> Document excerpt
## BEGIN

For the obvious ones, then yeah, go for it. Maybe bring back the daylight rule.
 
I think marginal offside calls need to be scrapped. Its too hard to determine when the ball is kicked, even on a frame by frame.

For the obvious ones, then yeah, go for it. Maybe bring back the daylight rule.
Agree, daylight rule is really the only way VAR and tight offsides can co-exist. It’s strange, the leagues already using VAR all seemed to report that marginal offsides were the most controversial decisions that kept coming up, yet nothing has been done about it.

They changed the hand ball law to in theory work better with technology, the same needs to be done with offside.
 
I think marginal offside calls need to be scrapped. Its too hard to determine when the ball is kicked, even on a frame by frame.

For the obvious ones, then yeah, go for it. Maybe bring back the daylight rule.
But then how do you determine what's marginal?
 
Still going to be times when that will be too tight to call. Offside decisions are always going to cause some controversy
 
This isn’t like cricket though. There needs to be no grey area with offside.

## END

> Given information
## BEGIN

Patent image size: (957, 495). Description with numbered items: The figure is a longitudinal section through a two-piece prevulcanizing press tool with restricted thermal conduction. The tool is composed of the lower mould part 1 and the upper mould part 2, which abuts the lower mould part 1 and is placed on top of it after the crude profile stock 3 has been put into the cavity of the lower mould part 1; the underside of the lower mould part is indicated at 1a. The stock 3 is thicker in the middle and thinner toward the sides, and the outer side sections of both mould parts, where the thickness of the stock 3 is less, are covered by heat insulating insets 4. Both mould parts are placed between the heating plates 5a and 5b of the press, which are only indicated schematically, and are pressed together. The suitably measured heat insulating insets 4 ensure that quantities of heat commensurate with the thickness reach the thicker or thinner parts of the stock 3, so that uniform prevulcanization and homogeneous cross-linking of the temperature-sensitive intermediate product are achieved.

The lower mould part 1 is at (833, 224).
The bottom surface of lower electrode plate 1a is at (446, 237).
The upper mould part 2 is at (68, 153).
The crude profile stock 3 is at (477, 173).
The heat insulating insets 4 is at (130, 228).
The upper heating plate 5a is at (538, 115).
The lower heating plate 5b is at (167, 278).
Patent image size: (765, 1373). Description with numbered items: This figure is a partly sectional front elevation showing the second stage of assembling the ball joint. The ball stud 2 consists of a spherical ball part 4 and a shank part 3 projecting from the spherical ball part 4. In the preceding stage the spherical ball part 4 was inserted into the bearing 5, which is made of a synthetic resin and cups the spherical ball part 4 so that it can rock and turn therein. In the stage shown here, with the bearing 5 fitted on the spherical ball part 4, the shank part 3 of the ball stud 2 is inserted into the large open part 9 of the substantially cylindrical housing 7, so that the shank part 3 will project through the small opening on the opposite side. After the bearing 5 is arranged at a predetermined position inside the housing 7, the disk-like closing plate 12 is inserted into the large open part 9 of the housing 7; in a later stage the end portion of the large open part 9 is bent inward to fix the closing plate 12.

## END

> Tasks to complete
A. In the offside discussion, what did the leagues already using VAR report about marginal offsides?
B. According to the offside discussion, why should marginal offside calls be scrapped?
C. Shorten the paragraph of the offside discussion that begins "Agree, daylight rule is really the only way," keeping its main facts.
The records were taken from a different source than the offside discussion.

> Answers to the exercise
A. They reported that marginal offsides were the most controversial decisions that kept coming up.

B. It's too hard to tell exactly when the ball is kicked, even when going frame by frame.

C. The daylight rule is the only way VAR and tight offsides can coexist. Leagues using VAR have found marginal offsides to be their most controversial recurring decisions, yet nothing has been done about it.